**THE PROBLEM**: Find the lines that include the string "Haida" and report how many there are. Give no other text.

**DATA**:
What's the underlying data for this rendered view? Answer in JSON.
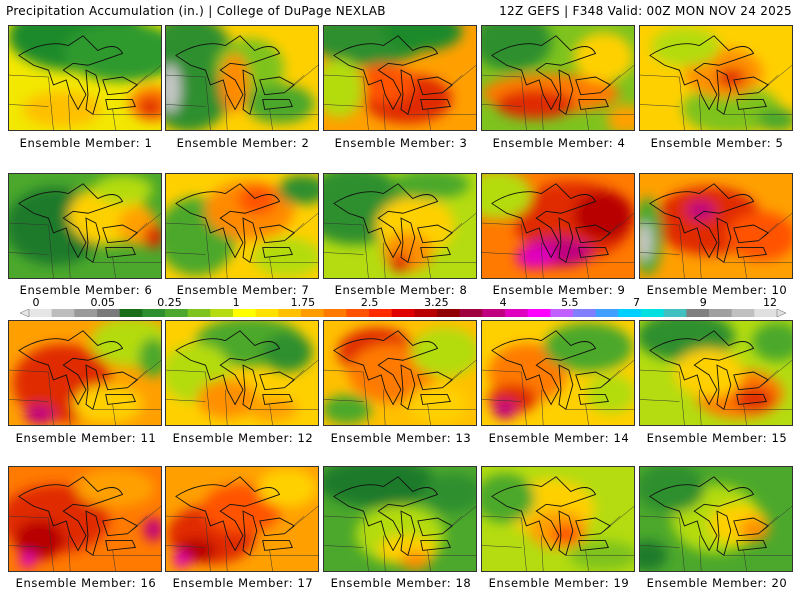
{
  "header": {
    "left": "Precipitation Accumulation (in.) | College of DuPage NEXLAB",
    "right": "12Z GEFS | F348 Valid: 00Z MON NOV 24 2025"
  },
  "colorbar": {
    "labels": [
      "0",
      "0.05",
      "0.25",
      "1",
      "1.75",
      "2.5",
      "3.25",
      "4",
      "5.5",
      "7",
      "9",
      "12"
    ],
    "colors": [
      "#e6e6e6",
      "#bdbdbd",
      "#9a9a9a",
      "#7a7a7a",
      "#1a6e1a",
      "#2f8f2f",
      "#4ca82c",
      "#7ec31e",
      "#b4dc10",
      "#ffff00",
      "#ffe000",
      "#ffc000",
      "#ff9d00",
      "#ff7a00",
      "#ff5200",
      "#ff2a00",
      "#e00000",
      "#b80000",
      "#900000",
      "#a00040",
      "#c0007f",
      "#e000c0",
      "#ff00ff",
      "#c060ff",
      "#8080ff",
      "#40a0ff",
      "#00d0ff",
      "#00e0e0",
      "#40c0c0",
      "#808080",
      "#a0a0a0",
      "#c0c0c0",
      "#e0e0e0"
    ]
  },
  "panels": [
    {
      "label": "Ensemble Member: 1",
      "base": "#f2e800",
      "blobs": [
        [
          "#1f8a2a",
          0.45,
          0.1,
          70,
          35
        ],
        [
          "#2f9a2f",
          0.75,
          0.25,
          60,
          30
        ],
        [
          "#ff7a00",
          0.95,
          0.75,
          25,
          18
        ],
        [
          "#e02a00",
          0.93,
          0.78,
          12,
          10
        ],
        [
          "#ffc000",
          0.35,
          0.8,
          40,
          18
        ]
      ]
    },
    {
      "label": "Ensemble Member: 2",
      "base": "#ffd000",
      "blobs": [
        [
          "#2f8f2f",
          0.15,
          0.45,
          50,
          60
        ],
        [
          "#c8c8c8",
          0.03,
          0.6,
          10,
          25
        ],
        [
          "#7ec31e",
          0.55,
          0.4,
          35,
          30
        ],
        [
          "#ff8a00",
          0.45,
          0.55,
          15,
          30
        ],
        [
          "#4ca82c",
          0.75,
          0.75,
          35,
          20
        ]
      ]
    },
    {
      "label": "Ensemble Member: 3",
      "base": "#ffa000",
      "blobs": [
        [
          "#2f8f2f",
          0.3,
          0.1,
          60,
          30
        ],
        [
          "#1f8a2a",
          0.65,
          0.05,
          40,
          20
        ],
        [
          "#e02a00",
          0.55,
          0.7,
          45,
          25
        ],
        [
          "#ff5200",
          0.4,
          0.55,
          30,
          20
        ],
        [
          "#b4dc10",
          0.1,
          0.6,
          25,
          30
        ]
      ]
    },
    {
      "label": "Ensemble Member: 4",
      "base": "#7ec31e",
      "blobs": [
        [
          "#ff7a00",
          0.45,
          0.65,
          70,
          20
        ],
        [
          "#e02a00",
          0.35,
          0.75,
          40,
          15
        ],
        [
          "#2f8f2f",
          0.2,
          0.15,
          40,
          30
        ],
        [
          "#ffd000",
          0.8,
          0.3,
          30,
          25
        ],
        [
          "#ffa000",
          0.95,
          0.9,
          20,
          15
        ]
      ]
    },
    {
      "label": "Ensemble Member: 5",
      "base": "#ffd000",
      "blobs": [
        [
          "#7ec31e",
          0.6,
          0.8,
          50,
          25
        ],
        [
          "#ff9000",
          0.55,
          0.45,
          40,
          25
        ],
        [
          "#e02a00",
          0.6,
          0.5,
          15,
          10
        ],
        [
          "#b4dc10",
          0.3,
          0.2,
          35,
          20
        ],
        [
          "#4ca82c",
          0.9,
          0.9,
          20,
          12
        ]
      ]
    },
    {
      "label": "Ensemble Member: 6",
      "base": "#4ca82c",
      "blobs": [
        [
          "#1f7a2a",
          0.3,
          0.5,
          50,
          40
        ],
        [
          "#ffd000",
          0.65,
          0.4,
          40,
          30
        ],
        [
          "#ffa000",
          0.85,
          0.5,
          20,
          20
        ],
        [
          "#e02a00",
          0.95,
          0.6,
          10,
          12
        ],
        [
          "#b4dc10",
          0.75,
          0.15,
          30,
          15
        ]
      ]
    },
    {
      "label": "Ensemble Member: 7",
      "base": "#ffd000",
      "blobs": [
        [
          "#4ca82c",
          0.2,
          0.6,
          40,
          40
        ],
        [
          "#ff8a00",
          0.55,
          0.35,
          45,
          30
        ],
        [
          "#ff5200",
          0.6,
          0.25,
          20,
          15
        ],
        [
          "#2f8f2f",
          0.9,
          0.15,
          25,
          15
        ],
        [
          "#b4dc10",
          0.8,
          0.8,
          35,
          20
        ]
      ]
    },
    {
      "label": "Ensemble Member: 8",
      "base": "#b4dc10",
      "blobs": [
        [
          "#2f8f2f",
          0.2,
          0.3,
          55,
          40
        ],
        [
          "#ffd000",
          0.6,
          0.5,
          40,
          30
        ],
        [
          "#ff9000",
          0.55,
          0.75,
          25,
          20
        ],
        [
          "#e02a00",
          0.5,
          0.85,
          10,
          10
        ],
        [
          "#4ca82c",
          0.7,
          0.1,
          40,
          15
        ]
      ]
    },
    {
      "label": "Ensemble Member: 9",
      "base": "#ff7a00",
      "blobs": [
        [
          "#e02a00",
          0.6,
          0.45,
          60,
          40
        ],
        [
          "#c0007f",
          0.5,
          0.75,
          35,
          15
        ],
        [
          "#e000c0",
          0.35,
          0.8,
          20,
          12
        ],
        [
          "#b4dc10",
          0.1,
          0.2,
          35,
          25
        ],
        [
          "#b80000",
          0.8,
          0.4,
          30,
          25
        ]
      ]
    },
    {
      "label": "Ensemble Member: 10",
      "base": "#ffa000",
      "blobs": [
        [
          "#e02a00",
          0.45,
          0.45,
          55,
          35
        ],
        [
          "#c0007f",
          0.4,
          0.35,
          15,
          10
        ],
        [
          "#4ca82c",
          0.05,
          0.6,
          15,
          40
        ],
        [
          "#c8c8c8",
          0.03,
          0.65,
          8,
          20
        ],
        [
          "#ff5200",
          0.8,
          0.6,
          35,
          25
        ]
      ]
    },
    {
      "label": "Ensemble Member: 11",
      "base": "#ffa000",
      "blobs": [
        [
          "#e02a00",
          0.35,
          0.6,
          50,
          40
        ],
        [
          "#c0007f",
          0.2,
          0.9,
          15,
          10
        ],
        [
          "#b4dc10",
          0.8,
          0.2,
          40,
          25
        ],
        [
          "#ffd000",
          0.65,
          0.8,
          35,
          20
        ],
        [
          "#4ca82c",
          0.95,
          0.35,
          15,
          20
        ]
      ]
    },
    {
      "label": "Ensemble Member: 12",
      "base": "#ffd000",
      "blobs": [
        [
          "#4ca82c",
          0.55,
          0.2,
          55,
          25
        ],
        [
          "#b4dc10",
          0.2,
          0.5,
          35,
          30
        ],
        [
          "#ff9000",
          0.4,
          0.75,
          30,
          20
        ],
        [
          "#2f8f2f",
          0.8,
          0.3,
          25,
          20
        ],
        [
          "#ffa000",
          0.7,
          0.85,
          25,
          12
        ]
      ]
    },
    {
      "label": "Ensemble Member: 13",
      "base": "#ffc000",
      "blobs": [
        [
          "#e02a00",
          0.35,
          0.3,
          40,
          25
        ],
        [
          "#ff7a00",
          0.45,
          0.5,
          45,
          30
        ],
        [
          "#b4dc10",
          0.8,
          0.3,
          35,
          25
        ],
        [
          "#4ca82c",
          0.15,
          0.85,
          25,
          15
        ],
        [
          "#ffd000",
          0.75,
          0.8,
          30,
          20
        ]
      ]
    },
    {
      "label": "Ensemble Member: 14",
      "base": "#ffd000",
      "blobs": [
        [
          "#ff7a00",
          0.3,
          0.5,
          40,
          30
        ],
        [
          "#e02a00",
          0.2,
          0.75,
          25,
          15
        ],
        [
          "#c0007f",
          0.15,
          0.85,
          12,
          10
        ],
        [
          "#4ca82c",
          0.7,
          0.25,
          45,
          25
        ],
        [
          "#b4dc10",
          0.85,
          0.7,
          25,
          20
        ]
      ]
    },
    {
      "label": "Ensemble Member: 15",
      "base": "#b4dc10",
      "blobs": [
        [
          "#2f8f2f",
          0.3,
          0.15,
          50,
          25
        ],
        [
          "#ff7a00",
          0.65,
          0.7,
          45,
          25
        ],
        [
          "#e02a00",
          0.75,
          0.75,
          20,
          12
        ],
        [
          "#ffd000",
          0.45,
          0.5,
          35,
          25
        ],
        [
          "#4ca82c",
          0.9,
          0.2,
          25,
          20
        ]
      ]
    },
    {
      "label": "Ensemble Member: 16",
      "base": "#ff7a00",
      "blobs": [
        [
          "#e02a00",
          0.3,
          0.5,
          55,
          35
        ],
        [
          "#b80000",
          0.2,
          0.7,
          25,
          20
        ],
        [
          "#c0007f",
          0.95,
          0.6,
          10,
          12
        ],
        [
          "#e000c0",
          0.12,
          0.9,
          8,
          8
        ],
        [
          "#ffa000",
          0.7,
          0.2,
          40,
          20
        ]
      ]
    },
    {
      "label": "Ensemble Member: 17",
      "base": "#ffa000",
      "blobs": [
        [
          "#e02a00",
          0.3,
          0.65,
          45,
          30
        ],
        [
          "#ff5200",
          0.5,
          0.4,
          40,
          25
        ],
        [
          "#b80000",
          0.2,
          0.8,
          20,
          12
        ],
        [
          "#e000c0",
          0.1,
          0.9,
          8,
          8
        ],
        [
          "#ffd000",
          0.8,
          0.2,
          30,
          20
        ]
      ]
    },
    {
      "label": "Ensemble Member: 18",
      "base": "#4ca82c",
      "blobs": [
        [
          "#1f7a2a",
          0.35,
          0.15,
          60,
          25
        ],
        [
          "#b4dc10",
          0.5,
          0.65,
          45,
          30
        ],
        [
          "#ffd000",
          0.55,
          0.8,
          30,
          15
        ],
        [
          "#ff9000",
          0.6,
          0.9,
          15,
          10
        ],
        [
          "#2f8f2f",
          0.85,
          0.25,
          30,
          20
        ]
      ]
    },
    {
      "label": "Ensemble Member: 19",
      "base": "#b4dc10",
      "blobs": [
        [
          "#ffd000",
          0.45,
          0.4,
          45,
          30
        ],
        [
          "#ffa000",
          0.5,
          0.6,
          30,
          20
        ],
        [
          "#ff5200",
          0.55,
          0.65,
          15,
          10
        ],
        [
          "#4ca82c",
          0.15,
          0.3,
          30,
          25
        ],
        [
          "#7ec31e",
          0.8,
          0.85,
          35,
          15
        ]
      ]
    },
    {
      "label": "Ensemble Member: 20",
      "base": "#4ca82c",
      "blobs": [
        [
          "#b4dc10",
          0.5,
          0.5,
          45,
          35
        ],
        [
          "#ffd000",
          0.65,
          0.55,
          30,
          20
        ],
        [
          "#ff9000",
          0.75,
          0.6,
          15,
          12
        ],
        [
          "#2f8f2f",
          0.2,
          0.2,
          35,
          25
        ],
        [
          "#1f7a2a",
          0.05,
          0.85,
          20,
          15
        ]
      ]
    }
  ]
}
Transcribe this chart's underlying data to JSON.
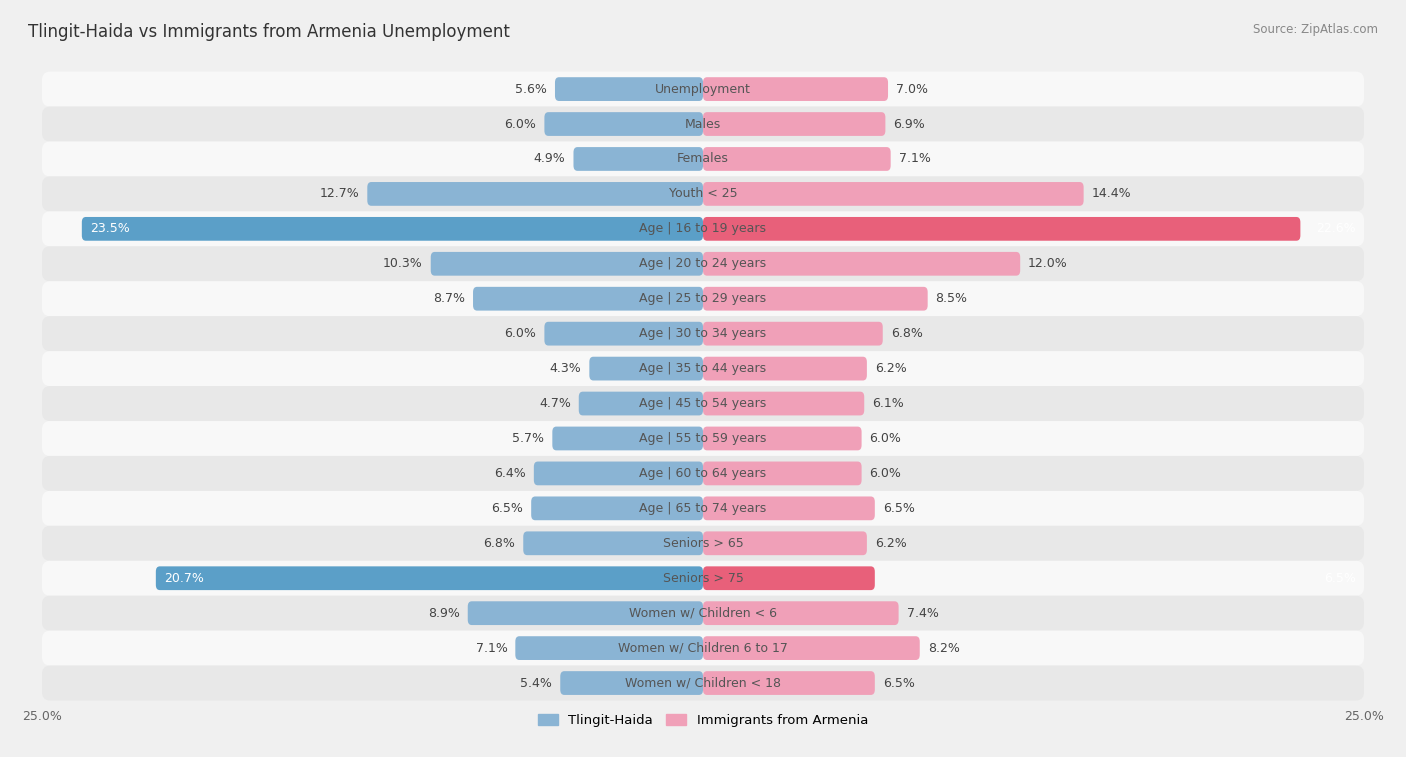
{
  "title": "Tlingit-Haida vs Immigrants from Armenia Unemployment",
  "source": "Source: ZipAtlas.com",
  "categories": [
    "Unemployment",
    "Males",
    "Females",
    "Youth < 25",
    "Age | 16 to 19 years",
    "Age | 20 to 24 years",
    "Age | 25 to 29 years",
    "Age | 30 to 34 years",
    "Age | 35 to 44 years",
    "Age | 45 to 54 years",
    "Age | 55 to 59 years",
    "Age | 60 to 64 years",
    "Age | 65 to 74 years",
    "Seniors > 65",
    "Seniors > 75",
    "Women w/ Children < 6",
    "Women w/ Children 6 to 17",
    "Women w/ Children < 18"
  ],
  "tlingit_values": [
    5.6,
    6.0,
    4.9,
    12.7,
    23.5,
    10.3,
    8.7,
    6.0,
    4.3,
    4.7,
    5.7,
    6.4,
    6.5,
    6.8,
    20.7,
    8.9,
    7.1,
    5.4
  ],
  "armenia_values": [
    7.0,
    6.9,
    7.1,
    14.4,
    22.6,
    12.0,
    8.5,
    6.8,
    6.2,
    6.1,
    6.0,
    6.0,
    6.5,
    6.2,
    6.5,
    7.4,
    8.2,
    6.5
  ],
  "tlingit_color": "#8ab4d4",
  "armenia_color": "#f0a0b8",
  "tlingit_highlight_color": "#5b9fc8",
  "armenia_highlight_color": "#e8607a",
  "highlight_rows": [
    4,
    14
  ],
  "bg_color": "#f0f0f0",
  "row_color_light": "#f8f8f8",
  "row_color_dark": "#e8e8e8",
  "xlim": 25.0,
  "bar_height": 0.68,
  "legend_label_tlingit": "Tlingit-Haida",
  "legend_label_armenia": "Immigrants from Armenia",
  "label_fontsize": 9,
  "category_fontsize": 9,
  "title_fontsize": 12
}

**WRITTEN REPLY**: 2